# What this task involves
Pull every line containing the word "receives" from the records.

(Data records)
——————

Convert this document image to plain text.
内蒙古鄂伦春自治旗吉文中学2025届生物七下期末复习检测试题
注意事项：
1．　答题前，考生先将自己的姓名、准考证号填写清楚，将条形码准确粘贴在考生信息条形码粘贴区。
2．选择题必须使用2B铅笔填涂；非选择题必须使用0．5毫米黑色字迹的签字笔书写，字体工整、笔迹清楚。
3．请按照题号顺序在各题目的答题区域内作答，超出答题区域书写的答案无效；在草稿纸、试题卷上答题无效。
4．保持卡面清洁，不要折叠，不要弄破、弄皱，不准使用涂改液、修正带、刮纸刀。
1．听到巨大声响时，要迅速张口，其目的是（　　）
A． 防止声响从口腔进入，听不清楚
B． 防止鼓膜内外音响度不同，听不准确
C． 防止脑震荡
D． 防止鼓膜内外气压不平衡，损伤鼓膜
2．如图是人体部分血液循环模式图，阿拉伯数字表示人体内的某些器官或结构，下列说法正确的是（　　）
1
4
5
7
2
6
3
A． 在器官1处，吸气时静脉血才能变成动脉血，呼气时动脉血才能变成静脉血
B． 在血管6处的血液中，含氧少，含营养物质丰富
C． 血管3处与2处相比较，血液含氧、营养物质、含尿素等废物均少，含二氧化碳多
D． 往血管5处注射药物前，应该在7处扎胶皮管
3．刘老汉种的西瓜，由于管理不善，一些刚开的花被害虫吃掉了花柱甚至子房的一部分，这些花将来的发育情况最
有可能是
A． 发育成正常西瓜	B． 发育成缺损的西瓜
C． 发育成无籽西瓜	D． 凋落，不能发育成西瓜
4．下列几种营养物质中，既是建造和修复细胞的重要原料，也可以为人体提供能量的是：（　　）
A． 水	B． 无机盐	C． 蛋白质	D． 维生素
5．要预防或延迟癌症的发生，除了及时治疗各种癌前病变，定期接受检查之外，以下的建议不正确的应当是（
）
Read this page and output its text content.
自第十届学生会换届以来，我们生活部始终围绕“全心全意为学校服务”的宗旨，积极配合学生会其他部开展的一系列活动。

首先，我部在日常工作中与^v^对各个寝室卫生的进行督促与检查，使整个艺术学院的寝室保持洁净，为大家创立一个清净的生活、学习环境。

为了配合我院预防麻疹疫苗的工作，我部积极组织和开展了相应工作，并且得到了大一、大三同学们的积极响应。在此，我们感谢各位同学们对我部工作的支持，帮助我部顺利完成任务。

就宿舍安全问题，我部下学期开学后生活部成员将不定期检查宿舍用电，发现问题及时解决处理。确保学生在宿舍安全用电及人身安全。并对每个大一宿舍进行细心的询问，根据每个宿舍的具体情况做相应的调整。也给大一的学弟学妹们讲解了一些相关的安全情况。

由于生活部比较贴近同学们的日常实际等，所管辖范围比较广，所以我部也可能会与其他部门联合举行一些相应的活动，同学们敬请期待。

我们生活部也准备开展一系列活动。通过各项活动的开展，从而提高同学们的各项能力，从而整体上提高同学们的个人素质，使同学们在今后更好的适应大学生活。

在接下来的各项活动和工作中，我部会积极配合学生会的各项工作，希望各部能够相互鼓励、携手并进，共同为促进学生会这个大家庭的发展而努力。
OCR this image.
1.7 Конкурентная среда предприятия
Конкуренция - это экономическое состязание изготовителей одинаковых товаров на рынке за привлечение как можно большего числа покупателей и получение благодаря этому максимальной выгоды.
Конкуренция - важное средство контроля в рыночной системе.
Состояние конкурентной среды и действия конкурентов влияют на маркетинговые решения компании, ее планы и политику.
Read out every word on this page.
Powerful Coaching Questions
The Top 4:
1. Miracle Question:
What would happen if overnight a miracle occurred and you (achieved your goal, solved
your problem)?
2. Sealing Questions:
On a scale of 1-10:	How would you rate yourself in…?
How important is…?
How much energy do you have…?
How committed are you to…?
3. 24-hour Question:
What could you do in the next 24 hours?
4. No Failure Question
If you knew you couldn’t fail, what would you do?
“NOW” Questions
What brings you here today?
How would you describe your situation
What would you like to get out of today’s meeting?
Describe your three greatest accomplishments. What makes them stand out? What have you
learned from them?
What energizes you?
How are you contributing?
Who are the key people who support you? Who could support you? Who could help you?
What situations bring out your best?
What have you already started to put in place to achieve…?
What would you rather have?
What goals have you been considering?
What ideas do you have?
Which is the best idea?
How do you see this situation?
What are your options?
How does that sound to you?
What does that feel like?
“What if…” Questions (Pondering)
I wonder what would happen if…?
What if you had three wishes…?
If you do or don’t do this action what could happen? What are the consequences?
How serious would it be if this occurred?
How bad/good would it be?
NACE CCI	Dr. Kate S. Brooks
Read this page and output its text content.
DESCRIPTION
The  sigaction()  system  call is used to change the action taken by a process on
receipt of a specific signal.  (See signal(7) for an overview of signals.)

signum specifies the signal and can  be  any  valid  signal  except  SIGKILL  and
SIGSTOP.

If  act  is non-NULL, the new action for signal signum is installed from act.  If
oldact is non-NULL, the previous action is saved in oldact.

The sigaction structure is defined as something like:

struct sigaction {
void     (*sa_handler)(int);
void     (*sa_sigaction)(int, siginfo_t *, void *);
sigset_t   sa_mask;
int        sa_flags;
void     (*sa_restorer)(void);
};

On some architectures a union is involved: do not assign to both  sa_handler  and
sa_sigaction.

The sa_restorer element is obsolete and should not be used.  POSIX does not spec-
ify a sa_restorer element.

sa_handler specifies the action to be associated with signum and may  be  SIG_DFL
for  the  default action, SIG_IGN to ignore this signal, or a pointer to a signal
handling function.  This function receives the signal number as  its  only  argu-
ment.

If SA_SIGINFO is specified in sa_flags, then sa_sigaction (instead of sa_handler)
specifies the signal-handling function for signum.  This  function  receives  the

——————

# Full solution
handling function.  This function receives the signal number as  its  only  argu-
specifies the signal-handling function for signum.  This  function  receives  the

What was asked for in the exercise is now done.